Written exercise >> Extract from the listing each line in which the word "JSON" appears.

Items listed in a dataset >>
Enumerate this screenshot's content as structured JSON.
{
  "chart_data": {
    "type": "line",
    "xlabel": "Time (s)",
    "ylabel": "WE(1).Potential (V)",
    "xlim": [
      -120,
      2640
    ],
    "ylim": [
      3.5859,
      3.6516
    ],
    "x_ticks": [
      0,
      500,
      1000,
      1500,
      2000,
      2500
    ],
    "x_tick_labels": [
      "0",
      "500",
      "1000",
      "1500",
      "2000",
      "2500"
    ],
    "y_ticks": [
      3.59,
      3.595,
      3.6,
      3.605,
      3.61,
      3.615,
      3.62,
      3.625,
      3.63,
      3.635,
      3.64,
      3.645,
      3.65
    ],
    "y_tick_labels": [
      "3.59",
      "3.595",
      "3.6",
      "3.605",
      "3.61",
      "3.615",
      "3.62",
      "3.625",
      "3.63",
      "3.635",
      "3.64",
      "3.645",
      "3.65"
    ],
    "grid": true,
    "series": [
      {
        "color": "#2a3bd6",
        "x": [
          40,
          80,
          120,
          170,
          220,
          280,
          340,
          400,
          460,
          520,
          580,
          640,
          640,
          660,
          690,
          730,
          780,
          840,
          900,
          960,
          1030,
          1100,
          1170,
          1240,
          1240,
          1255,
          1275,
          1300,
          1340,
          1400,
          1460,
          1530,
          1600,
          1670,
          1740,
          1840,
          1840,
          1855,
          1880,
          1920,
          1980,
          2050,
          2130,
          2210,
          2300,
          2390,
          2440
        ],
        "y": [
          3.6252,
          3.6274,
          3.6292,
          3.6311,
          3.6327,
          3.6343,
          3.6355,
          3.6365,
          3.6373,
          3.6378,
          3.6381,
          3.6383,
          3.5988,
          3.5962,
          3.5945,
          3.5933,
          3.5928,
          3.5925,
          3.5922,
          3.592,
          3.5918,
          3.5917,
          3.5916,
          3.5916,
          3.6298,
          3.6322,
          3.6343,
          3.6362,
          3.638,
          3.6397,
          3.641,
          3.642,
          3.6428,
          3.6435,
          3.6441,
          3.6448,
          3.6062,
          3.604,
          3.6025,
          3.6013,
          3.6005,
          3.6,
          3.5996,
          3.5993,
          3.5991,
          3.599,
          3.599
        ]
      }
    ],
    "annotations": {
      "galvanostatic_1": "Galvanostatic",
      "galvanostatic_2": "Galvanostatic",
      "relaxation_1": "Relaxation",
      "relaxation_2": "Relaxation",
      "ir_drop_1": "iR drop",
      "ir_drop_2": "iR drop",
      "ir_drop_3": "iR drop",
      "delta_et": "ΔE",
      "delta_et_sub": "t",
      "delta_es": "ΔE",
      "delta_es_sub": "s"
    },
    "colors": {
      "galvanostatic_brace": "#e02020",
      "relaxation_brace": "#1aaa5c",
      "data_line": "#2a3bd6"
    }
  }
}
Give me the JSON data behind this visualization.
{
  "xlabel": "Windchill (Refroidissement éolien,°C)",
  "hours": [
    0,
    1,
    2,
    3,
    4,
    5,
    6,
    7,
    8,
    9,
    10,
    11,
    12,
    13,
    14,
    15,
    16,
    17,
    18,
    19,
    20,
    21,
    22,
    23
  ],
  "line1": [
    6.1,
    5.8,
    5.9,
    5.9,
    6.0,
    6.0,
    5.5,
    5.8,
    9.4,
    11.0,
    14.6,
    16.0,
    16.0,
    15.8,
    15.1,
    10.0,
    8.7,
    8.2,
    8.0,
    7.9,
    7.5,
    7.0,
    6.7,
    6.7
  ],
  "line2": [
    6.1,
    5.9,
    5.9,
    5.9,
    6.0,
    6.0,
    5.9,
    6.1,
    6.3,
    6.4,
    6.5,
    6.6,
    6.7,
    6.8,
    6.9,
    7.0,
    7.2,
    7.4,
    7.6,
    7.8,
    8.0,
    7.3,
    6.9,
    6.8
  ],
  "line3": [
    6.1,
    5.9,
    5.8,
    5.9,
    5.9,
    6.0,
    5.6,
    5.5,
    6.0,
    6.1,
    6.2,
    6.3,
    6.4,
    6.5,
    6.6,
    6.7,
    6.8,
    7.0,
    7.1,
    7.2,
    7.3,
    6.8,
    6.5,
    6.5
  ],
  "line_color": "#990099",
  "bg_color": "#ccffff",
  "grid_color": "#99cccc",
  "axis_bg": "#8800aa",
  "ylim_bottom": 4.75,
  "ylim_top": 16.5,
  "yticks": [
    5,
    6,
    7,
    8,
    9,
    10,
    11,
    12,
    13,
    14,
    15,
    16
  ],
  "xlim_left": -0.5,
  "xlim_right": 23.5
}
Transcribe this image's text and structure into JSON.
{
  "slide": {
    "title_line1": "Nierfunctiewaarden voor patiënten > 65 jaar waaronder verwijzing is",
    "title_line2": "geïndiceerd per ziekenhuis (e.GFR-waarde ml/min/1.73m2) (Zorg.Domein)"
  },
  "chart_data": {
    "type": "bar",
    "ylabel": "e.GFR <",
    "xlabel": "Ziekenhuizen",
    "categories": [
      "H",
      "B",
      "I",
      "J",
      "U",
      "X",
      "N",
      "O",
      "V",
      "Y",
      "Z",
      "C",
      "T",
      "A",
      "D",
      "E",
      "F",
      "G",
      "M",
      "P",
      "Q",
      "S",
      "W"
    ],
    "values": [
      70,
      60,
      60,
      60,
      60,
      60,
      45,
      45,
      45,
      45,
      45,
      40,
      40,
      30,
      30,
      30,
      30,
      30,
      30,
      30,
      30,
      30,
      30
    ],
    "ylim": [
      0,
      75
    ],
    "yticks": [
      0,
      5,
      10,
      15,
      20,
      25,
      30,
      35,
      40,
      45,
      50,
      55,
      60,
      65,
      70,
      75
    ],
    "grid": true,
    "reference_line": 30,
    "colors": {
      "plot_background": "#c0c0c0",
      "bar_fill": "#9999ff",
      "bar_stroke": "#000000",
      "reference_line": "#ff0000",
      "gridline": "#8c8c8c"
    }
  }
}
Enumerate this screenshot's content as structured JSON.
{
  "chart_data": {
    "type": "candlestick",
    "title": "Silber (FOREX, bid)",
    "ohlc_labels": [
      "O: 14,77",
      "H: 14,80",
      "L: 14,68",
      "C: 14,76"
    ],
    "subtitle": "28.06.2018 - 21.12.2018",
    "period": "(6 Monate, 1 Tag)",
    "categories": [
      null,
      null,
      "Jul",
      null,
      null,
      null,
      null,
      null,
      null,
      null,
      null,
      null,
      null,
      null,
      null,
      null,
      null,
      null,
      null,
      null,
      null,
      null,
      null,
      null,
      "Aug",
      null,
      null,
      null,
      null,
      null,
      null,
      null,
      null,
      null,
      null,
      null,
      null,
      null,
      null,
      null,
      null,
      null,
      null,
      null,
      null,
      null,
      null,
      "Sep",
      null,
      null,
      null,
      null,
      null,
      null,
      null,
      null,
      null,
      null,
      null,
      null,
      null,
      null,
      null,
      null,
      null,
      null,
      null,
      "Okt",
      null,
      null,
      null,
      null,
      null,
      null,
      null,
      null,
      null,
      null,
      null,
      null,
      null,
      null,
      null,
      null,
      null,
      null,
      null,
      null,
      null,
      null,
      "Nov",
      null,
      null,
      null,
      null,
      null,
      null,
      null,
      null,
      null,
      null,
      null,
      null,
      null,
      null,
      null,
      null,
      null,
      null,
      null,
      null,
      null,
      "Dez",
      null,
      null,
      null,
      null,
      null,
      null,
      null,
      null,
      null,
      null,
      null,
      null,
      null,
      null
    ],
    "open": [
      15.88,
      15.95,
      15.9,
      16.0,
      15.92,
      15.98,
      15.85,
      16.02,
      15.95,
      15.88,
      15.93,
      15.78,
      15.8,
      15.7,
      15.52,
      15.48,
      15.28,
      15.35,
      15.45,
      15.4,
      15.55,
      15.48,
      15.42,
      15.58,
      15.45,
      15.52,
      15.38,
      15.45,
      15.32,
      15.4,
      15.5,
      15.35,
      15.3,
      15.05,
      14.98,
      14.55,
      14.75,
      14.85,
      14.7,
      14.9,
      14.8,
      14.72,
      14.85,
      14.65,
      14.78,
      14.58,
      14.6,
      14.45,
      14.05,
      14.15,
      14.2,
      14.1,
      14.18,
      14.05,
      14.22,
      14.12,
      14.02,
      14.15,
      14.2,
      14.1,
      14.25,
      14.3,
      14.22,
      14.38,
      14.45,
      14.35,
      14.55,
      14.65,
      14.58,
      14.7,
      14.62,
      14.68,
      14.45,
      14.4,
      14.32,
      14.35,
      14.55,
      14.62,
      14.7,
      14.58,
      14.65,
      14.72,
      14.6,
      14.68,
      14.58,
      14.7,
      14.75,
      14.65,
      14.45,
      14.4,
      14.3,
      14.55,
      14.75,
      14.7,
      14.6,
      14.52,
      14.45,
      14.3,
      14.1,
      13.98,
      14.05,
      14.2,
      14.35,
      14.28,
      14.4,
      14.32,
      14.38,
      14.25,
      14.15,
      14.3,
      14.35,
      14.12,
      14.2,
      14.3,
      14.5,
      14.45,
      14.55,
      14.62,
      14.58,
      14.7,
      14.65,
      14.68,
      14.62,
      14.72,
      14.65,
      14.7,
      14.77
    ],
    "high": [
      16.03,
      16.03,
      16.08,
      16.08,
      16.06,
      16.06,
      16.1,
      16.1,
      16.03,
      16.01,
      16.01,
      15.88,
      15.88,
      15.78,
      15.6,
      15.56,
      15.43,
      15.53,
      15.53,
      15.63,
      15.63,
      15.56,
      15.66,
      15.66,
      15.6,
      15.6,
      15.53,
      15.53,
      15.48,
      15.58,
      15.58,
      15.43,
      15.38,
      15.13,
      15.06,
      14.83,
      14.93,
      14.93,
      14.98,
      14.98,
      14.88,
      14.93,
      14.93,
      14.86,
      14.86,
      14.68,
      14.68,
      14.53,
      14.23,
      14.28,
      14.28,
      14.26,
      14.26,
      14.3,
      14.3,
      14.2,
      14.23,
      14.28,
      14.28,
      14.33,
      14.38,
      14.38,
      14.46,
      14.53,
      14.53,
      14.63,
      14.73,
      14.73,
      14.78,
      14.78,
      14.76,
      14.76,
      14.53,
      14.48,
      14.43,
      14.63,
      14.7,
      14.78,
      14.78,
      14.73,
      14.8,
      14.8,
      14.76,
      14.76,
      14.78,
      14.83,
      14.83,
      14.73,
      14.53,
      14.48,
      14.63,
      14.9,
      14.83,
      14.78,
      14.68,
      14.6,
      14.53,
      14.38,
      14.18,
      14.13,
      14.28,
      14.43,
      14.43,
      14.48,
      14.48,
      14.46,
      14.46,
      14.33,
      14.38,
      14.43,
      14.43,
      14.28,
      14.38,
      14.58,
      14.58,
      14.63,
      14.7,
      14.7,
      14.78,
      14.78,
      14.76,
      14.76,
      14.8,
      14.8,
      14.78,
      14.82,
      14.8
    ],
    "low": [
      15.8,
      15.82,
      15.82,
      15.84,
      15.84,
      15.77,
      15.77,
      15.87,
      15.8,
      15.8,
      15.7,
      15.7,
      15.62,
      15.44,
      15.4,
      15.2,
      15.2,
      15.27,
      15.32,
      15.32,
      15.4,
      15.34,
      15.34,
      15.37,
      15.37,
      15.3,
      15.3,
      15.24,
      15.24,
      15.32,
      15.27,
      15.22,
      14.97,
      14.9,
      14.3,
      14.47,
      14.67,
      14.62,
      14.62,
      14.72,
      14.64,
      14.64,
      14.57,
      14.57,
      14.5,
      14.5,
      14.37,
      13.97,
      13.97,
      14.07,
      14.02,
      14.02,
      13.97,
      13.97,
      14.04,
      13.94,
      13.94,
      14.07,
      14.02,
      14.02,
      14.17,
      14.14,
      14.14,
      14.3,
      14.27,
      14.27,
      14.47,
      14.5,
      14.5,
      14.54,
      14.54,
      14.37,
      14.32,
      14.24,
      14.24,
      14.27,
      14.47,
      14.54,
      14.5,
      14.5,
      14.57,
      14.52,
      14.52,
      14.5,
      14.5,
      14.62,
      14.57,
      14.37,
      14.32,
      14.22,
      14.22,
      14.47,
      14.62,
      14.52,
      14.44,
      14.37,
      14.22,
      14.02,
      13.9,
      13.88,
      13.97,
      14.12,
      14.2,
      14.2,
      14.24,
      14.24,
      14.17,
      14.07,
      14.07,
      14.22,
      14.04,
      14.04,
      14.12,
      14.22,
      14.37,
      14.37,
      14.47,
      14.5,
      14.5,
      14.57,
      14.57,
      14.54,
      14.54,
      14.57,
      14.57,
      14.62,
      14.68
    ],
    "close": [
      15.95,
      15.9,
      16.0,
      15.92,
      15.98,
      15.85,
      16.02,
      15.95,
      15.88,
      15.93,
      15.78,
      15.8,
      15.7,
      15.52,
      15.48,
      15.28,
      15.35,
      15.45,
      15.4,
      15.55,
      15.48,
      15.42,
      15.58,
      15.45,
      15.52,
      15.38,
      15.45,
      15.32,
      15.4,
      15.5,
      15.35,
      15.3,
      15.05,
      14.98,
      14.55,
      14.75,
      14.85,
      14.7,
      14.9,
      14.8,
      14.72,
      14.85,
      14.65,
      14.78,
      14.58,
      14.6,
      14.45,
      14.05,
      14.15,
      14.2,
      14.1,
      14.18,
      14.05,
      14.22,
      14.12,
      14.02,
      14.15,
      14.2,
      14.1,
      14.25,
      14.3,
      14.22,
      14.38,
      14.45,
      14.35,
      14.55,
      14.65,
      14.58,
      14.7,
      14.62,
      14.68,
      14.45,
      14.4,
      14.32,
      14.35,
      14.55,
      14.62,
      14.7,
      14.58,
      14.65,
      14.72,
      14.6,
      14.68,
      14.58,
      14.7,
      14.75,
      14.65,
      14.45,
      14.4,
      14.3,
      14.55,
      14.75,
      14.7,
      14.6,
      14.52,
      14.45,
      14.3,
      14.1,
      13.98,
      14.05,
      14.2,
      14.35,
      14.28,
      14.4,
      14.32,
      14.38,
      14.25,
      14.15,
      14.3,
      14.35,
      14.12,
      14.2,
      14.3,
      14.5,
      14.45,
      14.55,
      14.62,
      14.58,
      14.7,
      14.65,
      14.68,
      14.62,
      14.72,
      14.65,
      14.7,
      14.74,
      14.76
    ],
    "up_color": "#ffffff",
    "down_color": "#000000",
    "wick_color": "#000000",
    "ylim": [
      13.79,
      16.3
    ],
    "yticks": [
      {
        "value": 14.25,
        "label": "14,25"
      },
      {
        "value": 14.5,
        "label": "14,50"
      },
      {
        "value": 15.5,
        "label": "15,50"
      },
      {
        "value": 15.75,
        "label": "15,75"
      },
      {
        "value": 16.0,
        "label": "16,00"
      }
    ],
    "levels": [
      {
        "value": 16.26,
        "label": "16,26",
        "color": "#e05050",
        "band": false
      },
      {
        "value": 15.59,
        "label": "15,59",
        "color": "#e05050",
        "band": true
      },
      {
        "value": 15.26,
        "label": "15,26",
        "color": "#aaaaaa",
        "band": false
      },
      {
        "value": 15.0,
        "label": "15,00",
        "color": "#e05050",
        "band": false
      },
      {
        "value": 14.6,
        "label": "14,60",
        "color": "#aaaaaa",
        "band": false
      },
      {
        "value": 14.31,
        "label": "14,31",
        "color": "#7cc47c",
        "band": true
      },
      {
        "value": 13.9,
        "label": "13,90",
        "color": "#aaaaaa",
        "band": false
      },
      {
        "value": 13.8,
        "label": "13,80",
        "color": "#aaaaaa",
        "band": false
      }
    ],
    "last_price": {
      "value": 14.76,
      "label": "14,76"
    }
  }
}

Answer to the exercise >>
Enumerate this screenshot's content as structured JSON.
Give me the JSON data behind this visualization.
Transcribe this image's text and structure into JSON.
Enumerate this screenshot's content as structured JSON.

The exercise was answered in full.